(Stored entries)
## Begin
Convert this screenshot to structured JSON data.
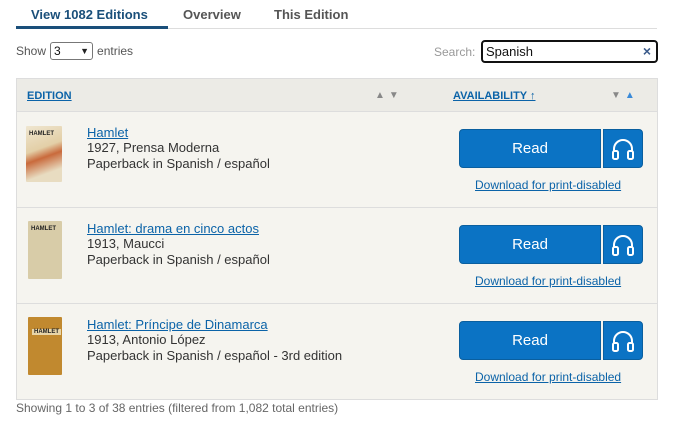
{
  "tabs": [
    {
      "label": "View 1082 Editions",
      "active": true
    },
    {
      "label": "Overview",
      "active": false
    },
    {
      "label": "This Edition",
      "active": false
    }
  ],
  "length_control": {
    "prefix": "Show",
    "selected": "3",
    "suffix": "entries"
  },
  "search": {
    "label": "Search:",
    "value": "Spanish",
    "clear_glyph": "×"
  },
  "columns": {
    "edition": "EDITION",
    "availability": "AVAILABILITY ↑"
  },
  "editions": [
    {
      "title": "Hamlet",
      "year_publisher": "1927, Prensa Moderna",
      "format": "Paperback in Spanish / español",
      "cover_text": "HAMLET",
      "read_label": "Read",
      "download_label": "Download for print-disabled"
    },
    {
      "title": "Hamlet: drama en cinco actos",
      "year_publisher": "1913, Maucci",
      "format": "Paperback in Spanish / español",
      "cover_text": "HAMLET",
      "read_label": "Read",
      "download_label": "Download for print-disabled"
    },
    {
      "title": "Hamlet: Príncipe de Dinamarca",
      "year_publisher": "1913, Antonio López",
      "format": "Paperback in Spanish / español - 3rd edition",
      "cover_text": "HAMLET",
      "read_label": "Read",
      "download_label": "Download for print-disabled"
    }
  ],
  "footer": {
    "info": "Showing 1 to 3 of 38 entries (filtered from 1,082 total entries)"
  },
  "colors": {
    "accent": "#0b73c4",
    "link": "#0b63a8",
    "tab_active": "#1a4f7a",
    "row_bg": "#f5f4ef"
  },
  "icons": {
    "listen": "headphones-icon",
    "sort": "sort-arrows-icon"
  }
}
## End
● Problem description: Give back the whole listing as it stands, minus its pictures.

● Right answer:
Convert this screenshot to structured JSON data.
{
  "tabs": [
    {
      "label": "View 1082 Editions",
      "active": true
    },
    {
      "label": "Overview",
      "active": false
    },
    {
      "label": "This Edition",
      "active": false
    }
  ],
  "length_control": {
    "prefix": "Show",
    "selected": "3",
    "suffix": "entries"
  },
  "search": {
    "label": "Search:",
    "value": "Spanish",
    "clear_glyph": "×"
  },
  "columns": {
    "edition": "EDITION",
    "availability": "AVAILABILITY ↑"
  },
  "editions": [
    {
      "title": "Hamlet",
      "year_publisher": "1927, Prensa Moderna",
      "format": "Paperback in Spanish / español",
      "cover_text": "HAMLET",
      "read_label": "Read",
      "download_label": "Download for print-disabled"
    },
    {
      "title": "Hamlet: drama en cinco actos",
      "year_publisher": "1913, Maucci",
      "format": "Paperback in Spanish / español",
      "cover_text": "HAMLET",
      "read_label": "Read",
      "download_label": "Download for print-disabled"
    },
    {
      "title": "Hamlet: Príncipe de Dinamarca",
      "year_publisher": "1913, Antonio López",
      "format": "Paperback in Spanish / español - 3rd edition",
      "cover_text": "HAMLET",
      "read_label": "Read",
      "download_label": "Download for print-disabled"
    }
  ],
  "footer": {
    "info": "Showing 1 to 3 of 38 entries (filtered from 1,082 total entries)"
  },
  "colors": {
    "accent": "#0b73c4",
    "link": "#0b63a8",
    "tab_active": "#1a4f7a",
    "row_bg": "#f5f4ef"
  },
  "icons": {
    "listen": "headphones-icon",
    "sort": "sort-arrows-icon"
  }
}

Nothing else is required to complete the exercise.